━━━ Extracted text ━━━

The economic explanation for the seventeenth-century domestic spending spree is that the Netherlands had no collective economic sink, such as a royal court or princely church, to absorb their inflow of capital: faced with this embarrassment of riches, the Dutch poured their gold into their houses. But there is a psychological explanation which merits attention -- although I apologise in advance for its familiarity and possible offensiveness. It goes like this. The Netherlands, much of which lies below sea level, has a perilously elastic envelope separating the homeland from sea, a condition which has impressed into the individual Dutch soul a paranoiac anxiety to defend an inhabited interior (the self) from a menacing exterior. I'm not saying this is true. But if it is, the literal house, as an emblem of inner personal tranquillity and security, would be well worth throwing money at.

This paranoia, if such it was, was distilled into cultural form by the stupendous pictures of domestic interiors of the time: one thinks especially of Pieter de Hooch and Johannes Vermeer. It is certainly astonishing how interior these interiors are. Much, perhaps most, painting had placed the action comfortably in the frame, leaving the viewer some distance outside the picture space, looking in. But these Dutch interiors extend to the frame like a photograph, drawing us into their intimacy and security (4).

In these interiors, too, generous windows admit a light as clear and clean as the domestic space they wash. But they offer us little glimpse, if any, of the world outside. It is almost as if the paintings on the wall had supplanted windows in their role as eyes looking out into the external world.

These paintings on the walls might be interior scenes themselves, homely conversational groups, or still lives of earthenware pots and pewter platters. But some were very strange indeed: I refer to those extravagantly labour-intensive still lives by such artists as Pieter Claesz or Willem Kalf (5). These might show a vase of riotous flora, say, or the remnants of a feast--jugs, goblets half-full of wine, a creased tablecloth, a china plate of uneaten food, a spiral of lemon peel.

I have to admit that these give me the creeps. They have the gloss, the high production values, and the lascivious exposure of studio pornography. Their close-up gaze, their in-your-face intimacy, insists that we stroke the silk, taste the meat, smell the flowers--enjoy them bodily as possessions. They resemble television in their close-up intrusiveness, internal luminosity and shallow spatial depth. They also have an immersive vividness which electronic virtual reality only aspires to.

This simile is not too far-fetched. The still life was then a new medium. It hung on the domestic wall like a screen and, as a phenomenon, related to previous, that is scenic, painting as television does to film. The type of glossy still life I refer to was indeed literally tele-vision in that it depicted not home products but porcelain, glassware, fabrics and exotic botanical species newly imported from afar -- from the Levant, say, the East Indies or China. Such still lives were also a sort of shopping channel, in that the cost of the things depicted, their exchange value, was an important part of the picture's message: the painting transformed objects into commodities.

━━━

Task instructions:
a) Decide whether each statement below agrees with the passage above on seventeenth-century Dutch domestic interiors. Answer yes or no for each, quoting the deciding words of the passage.
(i) The Netherlands had a royal court that absorbed its inflow of capital.
(ii) The windows in the Dutch interior paintings show little, if any, of the world outside.
(iii) Pieter Claesz and Willem Kalf are named as painters of labor-intensive still lifes.
b) The passage above on Dutch domestic interiors gives examples of the distant places that the imported goods in the glossy still lifes came from. What are those places?

━━━ Material shown ━━━

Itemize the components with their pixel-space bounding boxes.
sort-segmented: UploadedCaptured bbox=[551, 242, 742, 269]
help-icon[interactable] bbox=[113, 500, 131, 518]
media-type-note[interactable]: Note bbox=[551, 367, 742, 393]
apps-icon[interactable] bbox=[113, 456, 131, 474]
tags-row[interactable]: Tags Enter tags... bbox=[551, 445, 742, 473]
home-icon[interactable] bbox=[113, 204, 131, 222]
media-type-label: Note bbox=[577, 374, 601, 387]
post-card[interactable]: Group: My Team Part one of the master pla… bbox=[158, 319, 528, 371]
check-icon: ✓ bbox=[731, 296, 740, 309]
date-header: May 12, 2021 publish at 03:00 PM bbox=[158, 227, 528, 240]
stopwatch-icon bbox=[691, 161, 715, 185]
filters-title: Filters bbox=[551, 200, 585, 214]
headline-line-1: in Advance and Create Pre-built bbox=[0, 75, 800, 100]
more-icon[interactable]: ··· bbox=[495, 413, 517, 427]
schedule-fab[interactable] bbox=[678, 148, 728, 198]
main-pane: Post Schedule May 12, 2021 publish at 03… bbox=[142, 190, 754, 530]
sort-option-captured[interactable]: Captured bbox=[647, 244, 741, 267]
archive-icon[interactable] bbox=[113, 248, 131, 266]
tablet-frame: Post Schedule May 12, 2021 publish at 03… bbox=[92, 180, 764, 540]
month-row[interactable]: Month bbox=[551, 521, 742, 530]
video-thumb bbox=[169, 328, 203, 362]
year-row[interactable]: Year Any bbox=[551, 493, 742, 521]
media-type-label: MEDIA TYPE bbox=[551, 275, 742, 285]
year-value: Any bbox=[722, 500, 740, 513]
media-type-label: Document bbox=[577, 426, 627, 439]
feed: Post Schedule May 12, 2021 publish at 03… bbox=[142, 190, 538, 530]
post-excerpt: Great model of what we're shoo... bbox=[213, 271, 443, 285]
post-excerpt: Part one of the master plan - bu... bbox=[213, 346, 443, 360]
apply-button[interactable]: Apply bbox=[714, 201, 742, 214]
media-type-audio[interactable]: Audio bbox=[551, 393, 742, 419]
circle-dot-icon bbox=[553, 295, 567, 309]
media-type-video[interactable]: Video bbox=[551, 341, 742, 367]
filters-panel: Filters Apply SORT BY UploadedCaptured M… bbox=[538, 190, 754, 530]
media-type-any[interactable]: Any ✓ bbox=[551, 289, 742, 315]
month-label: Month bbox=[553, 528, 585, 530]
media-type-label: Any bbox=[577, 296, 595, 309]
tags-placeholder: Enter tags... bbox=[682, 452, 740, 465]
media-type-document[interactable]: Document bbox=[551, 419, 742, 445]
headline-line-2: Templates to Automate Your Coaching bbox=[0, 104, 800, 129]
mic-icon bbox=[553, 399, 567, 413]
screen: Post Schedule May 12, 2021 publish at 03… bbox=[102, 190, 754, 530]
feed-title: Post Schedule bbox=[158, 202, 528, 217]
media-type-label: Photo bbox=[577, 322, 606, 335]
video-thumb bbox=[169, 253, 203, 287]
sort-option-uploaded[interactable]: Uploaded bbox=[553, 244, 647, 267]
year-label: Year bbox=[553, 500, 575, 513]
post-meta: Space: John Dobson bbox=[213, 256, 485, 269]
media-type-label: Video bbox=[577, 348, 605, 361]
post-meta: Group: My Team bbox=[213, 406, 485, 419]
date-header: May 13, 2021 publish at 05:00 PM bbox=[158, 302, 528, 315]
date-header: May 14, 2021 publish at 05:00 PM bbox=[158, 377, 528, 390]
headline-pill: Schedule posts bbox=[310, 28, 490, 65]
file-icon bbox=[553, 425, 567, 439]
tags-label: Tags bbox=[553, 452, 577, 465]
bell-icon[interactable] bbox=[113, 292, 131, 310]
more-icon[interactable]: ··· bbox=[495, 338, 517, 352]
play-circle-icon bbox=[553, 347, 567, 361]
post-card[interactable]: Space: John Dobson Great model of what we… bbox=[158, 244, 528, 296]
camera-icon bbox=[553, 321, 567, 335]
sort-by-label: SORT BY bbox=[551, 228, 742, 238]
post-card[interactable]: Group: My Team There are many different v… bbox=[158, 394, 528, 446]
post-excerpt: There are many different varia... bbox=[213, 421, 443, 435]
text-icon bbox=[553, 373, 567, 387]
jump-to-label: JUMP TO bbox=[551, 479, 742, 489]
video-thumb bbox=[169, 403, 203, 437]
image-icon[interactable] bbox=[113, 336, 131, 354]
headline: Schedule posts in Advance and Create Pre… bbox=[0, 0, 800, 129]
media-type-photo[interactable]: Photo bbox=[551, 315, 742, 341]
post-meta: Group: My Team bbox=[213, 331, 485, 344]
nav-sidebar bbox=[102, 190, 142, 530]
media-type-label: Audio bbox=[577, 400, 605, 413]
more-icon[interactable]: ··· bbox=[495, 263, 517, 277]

━━━

Your written answers:
a)
(i) No: "the Netherlands had no collective economic sink, such as a royal court or princely church, to absorb their inflow of capital"
(ii) Yes: "But they offer us little glimpse, if any, of the world outside."
(iii) Yes: "those extravagantly labour-intensive still lives by such artists as Pieter Claesz or Willem Kalf"

b) The Levant, the East Indies, and China.